:: PROBLEM DESCRIPTION ::
Your task is to print all of the material verbatim.
START DATA TO USE
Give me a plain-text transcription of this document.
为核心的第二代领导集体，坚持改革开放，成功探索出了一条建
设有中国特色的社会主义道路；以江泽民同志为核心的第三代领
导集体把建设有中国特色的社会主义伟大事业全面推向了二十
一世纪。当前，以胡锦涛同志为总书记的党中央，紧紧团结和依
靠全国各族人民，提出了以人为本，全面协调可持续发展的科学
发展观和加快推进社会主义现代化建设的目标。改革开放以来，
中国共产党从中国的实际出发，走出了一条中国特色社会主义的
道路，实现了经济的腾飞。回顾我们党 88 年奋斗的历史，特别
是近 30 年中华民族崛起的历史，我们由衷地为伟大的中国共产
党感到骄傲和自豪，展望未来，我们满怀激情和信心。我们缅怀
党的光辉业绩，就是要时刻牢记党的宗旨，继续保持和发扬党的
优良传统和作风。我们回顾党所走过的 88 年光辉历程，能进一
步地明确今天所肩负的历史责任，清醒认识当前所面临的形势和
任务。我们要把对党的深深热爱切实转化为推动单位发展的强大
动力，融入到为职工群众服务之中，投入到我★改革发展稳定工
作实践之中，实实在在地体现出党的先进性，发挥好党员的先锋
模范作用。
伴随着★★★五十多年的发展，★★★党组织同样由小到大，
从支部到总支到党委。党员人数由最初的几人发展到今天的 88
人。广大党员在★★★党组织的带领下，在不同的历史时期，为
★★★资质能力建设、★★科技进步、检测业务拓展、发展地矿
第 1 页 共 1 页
END DATA TO USE
:: TASK SOLUTION ::
Give me a plain-text transcription of this document.
为核心的第二代领导集体，坚持改革开放，成功探索出了一条建
设有中国特色的社会主义道路；以江泽民同志为核心的第三代领
导集体把建设有中国特色的社会主义伟大事业全面推向了二十
一世纪。当前，以胡锦涛同志为总书记的党中央，紧紧团结和依
靠全国各族人民，提出了以人为本，全面协调可持续发展的科学
发展观和加快推进社会主义现代化建设的目标。改革开放以来，
中国共产党从中国的实际出发，走出了一条中国特色社会主义的
道路，实现了经济的腾飞。回顾我们党 88 年奋斗的历史，特别
是近 30 年中华民族崛起的历史，我们由衷地为伟大的中国共产
党感到骄傲和自豪，展望未来，我们满怀激情和信心。我们缅怀
党的光辉业绩，就是要时刻牢记党的宗旨，继续保持和发扬党的
优良传统和作风。我们回顾党所走过的 88 年光辉历程，能进一
步地明确今天所肩负的历史责任，清醒认识当前所面临的形势和
任务。我们要把对党的深深热爱切实转化为推动单位发展的强大
动力，融入到为职工群众服务之中，投入到我★改革发展稳定工
作实践之中，实实在在地体现出党的先进性，发挥好党员的先锋
模范作用。
伴随着★★★五十多年的发展，★★★党组织同样由小到大，
从支部到总支到党委。党员人数由最初的几人发展到今天的 88
人。广大党员在★★★党组织的带领下，在不同的历史时期，为
★★★资质能力建设、★★科技进步、检测业务拓展、发展地矿
第 1 页 共 1 页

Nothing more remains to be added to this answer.